The request
Can you retype the lines exactly, from the start of the records through the line containing "field-label: Zoom size: [42,167,150,195]", including that line, and leave the pictures out?

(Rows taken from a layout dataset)
^^^^
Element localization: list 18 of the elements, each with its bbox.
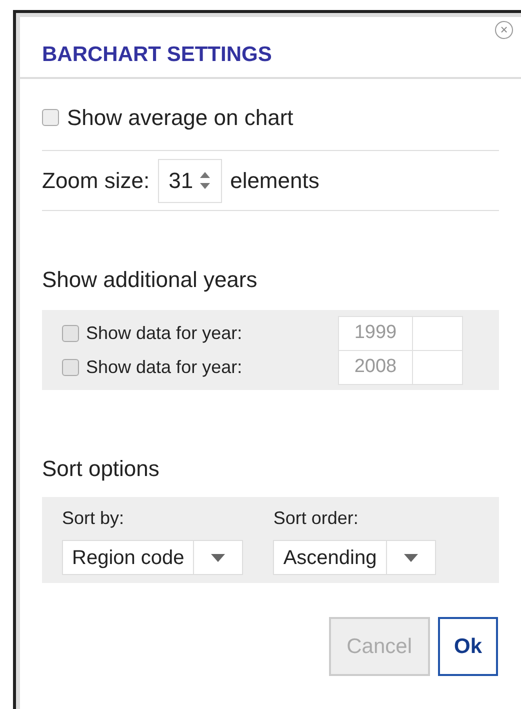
checkbox[interactable] [42,109,59,126]
unit-label: elements [230,167,320,195]
checkbox-label: Show data for year: [86,322,244,345]
field-label: Sort by: [62,507,126,530]
field-label: Sort order: [273,507,360,530]
section-heading: Sort options [42,455,160,483]
caret-icon [211,554,226,562]
dialog-button[interactable]: Ok [438,617,498,676]
checkbox-label: Show data for year: [86,356,244,379]
dropdown[interactable]: Ascending [273,540,436,575]
field-label: Zoom size: [42,167,150,195]
checkbox-label: Show average on chart [67,104,294,132]
section-heading: Show additional years [42,266,258,294]
caret-icon [404,554,418,562]
close-button[interactable]: × [495,21,513,39]
dialog-title: BARCHART SETTINGS [42,42,272,68]
zoom-size-spinner[interactable]: 31 [158,158,222,202]
dropdown[interactable]: Region code [62,540,244,575]
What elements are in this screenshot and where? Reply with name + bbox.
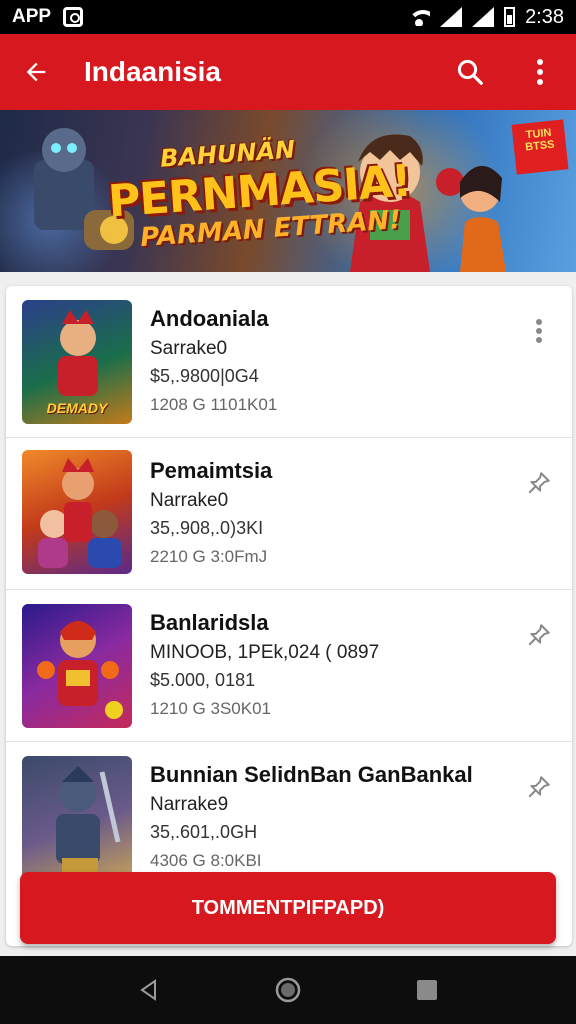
^^^^
Exercise answer
Element localization: list 18 of the elements, each with its bbox.
checkbox[interactable] [42,109,59,126]
unit-label: elements [230,167,320,195]
checkbox-label: Show data for year: [86,322,244,345]
field-label: Sort by: [62,507,126,530]
field-label: Sort order: [273,507,360,530]
section-heading: Sort options [42,455,160,483]
caret-icon [211,554,226,562]
dialog-button[interactable]: Ok [438,617,498,676]
checkbox-label: Show data for year: [86,356,244,379]
dropdown[interactable]: Ascending [273,540,436,575]
field-label: Zoom size: [42,167,150,195]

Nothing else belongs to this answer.